* _Exercise aim_
Copy out the lines that have "structured" in them.

* _Data section_

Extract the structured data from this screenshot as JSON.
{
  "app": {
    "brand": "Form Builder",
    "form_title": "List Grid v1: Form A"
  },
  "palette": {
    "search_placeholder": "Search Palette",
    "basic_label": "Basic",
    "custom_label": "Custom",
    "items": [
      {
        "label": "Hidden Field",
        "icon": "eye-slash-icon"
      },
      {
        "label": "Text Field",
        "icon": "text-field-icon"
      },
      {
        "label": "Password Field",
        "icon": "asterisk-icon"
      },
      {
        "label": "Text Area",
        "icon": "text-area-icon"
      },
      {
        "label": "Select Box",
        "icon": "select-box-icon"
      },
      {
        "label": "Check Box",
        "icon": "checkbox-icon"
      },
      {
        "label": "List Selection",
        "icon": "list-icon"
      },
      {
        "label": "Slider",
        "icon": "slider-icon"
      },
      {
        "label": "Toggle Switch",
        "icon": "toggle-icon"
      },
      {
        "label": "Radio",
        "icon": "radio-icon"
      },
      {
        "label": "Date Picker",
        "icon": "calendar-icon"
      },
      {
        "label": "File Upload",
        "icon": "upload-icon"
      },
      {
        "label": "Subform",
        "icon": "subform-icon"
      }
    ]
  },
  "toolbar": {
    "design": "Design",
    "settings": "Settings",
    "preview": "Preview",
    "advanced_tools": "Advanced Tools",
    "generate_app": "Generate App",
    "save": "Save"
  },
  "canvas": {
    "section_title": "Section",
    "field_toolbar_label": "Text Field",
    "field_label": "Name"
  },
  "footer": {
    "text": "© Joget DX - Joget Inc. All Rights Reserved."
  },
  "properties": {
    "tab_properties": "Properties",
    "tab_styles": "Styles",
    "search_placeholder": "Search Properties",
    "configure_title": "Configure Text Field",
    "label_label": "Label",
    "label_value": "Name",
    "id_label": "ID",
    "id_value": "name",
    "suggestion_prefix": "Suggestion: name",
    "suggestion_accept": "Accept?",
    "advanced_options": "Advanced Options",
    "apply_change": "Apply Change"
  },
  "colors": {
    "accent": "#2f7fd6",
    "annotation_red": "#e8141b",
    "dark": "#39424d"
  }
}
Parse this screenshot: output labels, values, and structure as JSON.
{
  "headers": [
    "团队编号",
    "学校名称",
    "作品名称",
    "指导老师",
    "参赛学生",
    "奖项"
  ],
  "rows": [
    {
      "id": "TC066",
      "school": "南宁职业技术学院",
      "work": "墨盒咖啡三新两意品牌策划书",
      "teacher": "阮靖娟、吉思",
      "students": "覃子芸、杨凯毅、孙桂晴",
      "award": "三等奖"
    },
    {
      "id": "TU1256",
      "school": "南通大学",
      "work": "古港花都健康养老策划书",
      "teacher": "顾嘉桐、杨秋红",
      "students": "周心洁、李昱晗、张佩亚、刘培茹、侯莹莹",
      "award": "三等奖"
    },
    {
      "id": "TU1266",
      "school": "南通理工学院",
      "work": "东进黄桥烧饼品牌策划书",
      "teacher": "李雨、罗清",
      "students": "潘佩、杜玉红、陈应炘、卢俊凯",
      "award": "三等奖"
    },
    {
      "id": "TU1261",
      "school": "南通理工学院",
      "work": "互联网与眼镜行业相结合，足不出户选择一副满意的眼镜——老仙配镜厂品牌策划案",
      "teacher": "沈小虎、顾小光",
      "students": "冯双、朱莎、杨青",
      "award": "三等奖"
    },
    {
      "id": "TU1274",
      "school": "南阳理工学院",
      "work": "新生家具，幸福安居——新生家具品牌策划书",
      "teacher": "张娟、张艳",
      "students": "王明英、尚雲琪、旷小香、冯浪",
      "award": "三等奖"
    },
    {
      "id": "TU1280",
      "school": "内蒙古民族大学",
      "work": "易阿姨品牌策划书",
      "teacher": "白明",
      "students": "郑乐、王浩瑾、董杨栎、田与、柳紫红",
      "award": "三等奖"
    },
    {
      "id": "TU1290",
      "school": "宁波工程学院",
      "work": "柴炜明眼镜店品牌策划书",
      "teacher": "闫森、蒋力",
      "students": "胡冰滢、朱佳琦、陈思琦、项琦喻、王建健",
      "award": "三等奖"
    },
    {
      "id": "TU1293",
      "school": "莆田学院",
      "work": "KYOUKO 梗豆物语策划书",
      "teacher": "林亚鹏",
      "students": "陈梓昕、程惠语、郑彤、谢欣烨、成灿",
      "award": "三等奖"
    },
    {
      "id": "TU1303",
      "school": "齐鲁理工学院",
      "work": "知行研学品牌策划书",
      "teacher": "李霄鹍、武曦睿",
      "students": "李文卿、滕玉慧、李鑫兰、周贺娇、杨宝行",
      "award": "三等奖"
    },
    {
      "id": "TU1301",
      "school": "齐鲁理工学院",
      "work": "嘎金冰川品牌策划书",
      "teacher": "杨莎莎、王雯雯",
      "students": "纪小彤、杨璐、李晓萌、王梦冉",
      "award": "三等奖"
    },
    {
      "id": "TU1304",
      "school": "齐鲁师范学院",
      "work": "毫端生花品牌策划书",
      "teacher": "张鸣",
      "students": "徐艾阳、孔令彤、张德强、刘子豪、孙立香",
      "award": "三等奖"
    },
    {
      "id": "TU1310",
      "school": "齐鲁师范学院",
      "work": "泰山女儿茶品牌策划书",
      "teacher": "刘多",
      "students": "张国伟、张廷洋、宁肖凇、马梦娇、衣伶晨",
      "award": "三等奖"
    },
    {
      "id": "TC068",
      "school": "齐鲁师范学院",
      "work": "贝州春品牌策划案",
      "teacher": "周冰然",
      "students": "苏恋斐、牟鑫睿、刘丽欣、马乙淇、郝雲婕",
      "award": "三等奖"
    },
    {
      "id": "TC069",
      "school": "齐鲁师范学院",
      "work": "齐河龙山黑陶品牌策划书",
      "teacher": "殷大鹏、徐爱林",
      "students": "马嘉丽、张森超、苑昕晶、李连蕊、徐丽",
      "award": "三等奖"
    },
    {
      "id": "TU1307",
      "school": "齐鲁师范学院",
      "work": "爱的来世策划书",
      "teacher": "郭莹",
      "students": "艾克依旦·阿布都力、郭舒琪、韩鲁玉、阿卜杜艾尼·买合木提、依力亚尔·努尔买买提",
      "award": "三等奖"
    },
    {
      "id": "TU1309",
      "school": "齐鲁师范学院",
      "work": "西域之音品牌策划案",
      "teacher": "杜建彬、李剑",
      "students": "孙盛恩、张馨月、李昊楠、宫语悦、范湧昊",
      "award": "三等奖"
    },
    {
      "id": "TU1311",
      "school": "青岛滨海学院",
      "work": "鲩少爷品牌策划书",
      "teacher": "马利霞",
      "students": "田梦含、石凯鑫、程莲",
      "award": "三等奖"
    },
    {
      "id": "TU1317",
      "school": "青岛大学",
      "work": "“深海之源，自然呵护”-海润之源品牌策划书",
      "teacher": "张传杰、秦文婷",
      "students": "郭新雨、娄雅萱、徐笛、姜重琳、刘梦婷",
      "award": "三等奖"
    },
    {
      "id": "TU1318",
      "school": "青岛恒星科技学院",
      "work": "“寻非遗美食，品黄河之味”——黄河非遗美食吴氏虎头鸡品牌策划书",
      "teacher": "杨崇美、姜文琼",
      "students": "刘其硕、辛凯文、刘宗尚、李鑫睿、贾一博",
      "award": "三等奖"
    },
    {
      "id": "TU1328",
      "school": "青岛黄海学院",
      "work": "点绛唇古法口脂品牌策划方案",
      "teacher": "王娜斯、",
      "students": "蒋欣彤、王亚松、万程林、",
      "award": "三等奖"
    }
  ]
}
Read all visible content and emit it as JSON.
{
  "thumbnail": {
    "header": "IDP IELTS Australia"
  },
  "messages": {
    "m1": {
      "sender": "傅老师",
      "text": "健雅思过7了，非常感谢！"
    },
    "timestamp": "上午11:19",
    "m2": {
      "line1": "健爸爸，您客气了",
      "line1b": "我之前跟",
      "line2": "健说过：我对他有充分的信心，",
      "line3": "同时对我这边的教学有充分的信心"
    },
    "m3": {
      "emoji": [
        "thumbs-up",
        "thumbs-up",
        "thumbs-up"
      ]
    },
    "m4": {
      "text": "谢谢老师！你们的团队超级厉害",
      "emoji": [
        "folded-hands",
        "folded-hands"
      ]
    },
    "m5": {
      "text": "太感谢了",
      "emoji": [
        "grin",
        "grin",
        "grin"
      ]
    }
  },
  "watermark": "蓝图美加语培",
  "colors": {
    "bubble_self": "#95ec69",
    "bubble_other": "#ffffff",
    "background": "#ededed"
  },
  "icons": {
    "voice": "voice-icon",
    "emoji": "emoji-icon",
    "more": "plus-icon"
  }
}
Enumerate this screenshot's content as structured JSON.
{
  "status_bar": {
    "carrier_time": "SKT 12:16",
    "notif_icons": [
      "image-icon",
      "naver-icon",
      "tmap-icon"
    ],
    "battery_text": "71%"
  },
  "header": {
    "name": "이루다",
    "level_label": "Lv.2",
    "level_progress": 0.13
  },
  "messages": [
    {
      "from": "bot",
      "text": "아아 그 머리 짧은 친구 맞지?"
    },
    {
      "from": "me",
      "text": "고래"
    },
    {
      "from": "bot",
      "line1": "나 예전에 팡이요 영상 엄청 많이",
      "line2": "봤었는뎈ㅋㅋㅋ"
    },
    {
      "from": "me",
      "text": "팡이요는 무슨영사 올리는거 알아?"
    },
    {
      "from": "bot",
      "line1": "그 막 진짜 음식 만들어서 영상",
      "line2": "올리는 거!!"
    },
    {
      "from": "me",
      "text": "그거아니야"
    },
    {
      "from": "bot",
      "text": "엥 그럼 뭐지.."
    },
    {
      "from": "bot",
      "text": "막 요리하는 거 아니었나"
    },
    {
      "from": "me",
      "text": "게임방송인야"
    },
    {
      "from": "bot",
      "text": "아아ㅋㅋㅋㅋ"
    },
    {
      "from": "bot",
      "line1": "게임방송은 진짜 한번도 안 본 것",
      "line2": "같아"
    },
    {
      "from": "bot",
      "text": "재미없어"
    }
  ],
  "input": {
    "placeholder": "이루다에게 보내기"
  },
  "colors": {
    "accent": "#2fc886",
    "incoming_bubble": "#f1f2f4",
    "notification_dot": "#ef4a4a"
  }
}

* _Complete answer_
Extract the structured data from this screenshot as JSON.
Enumerate this screenshot's content as structured JSON.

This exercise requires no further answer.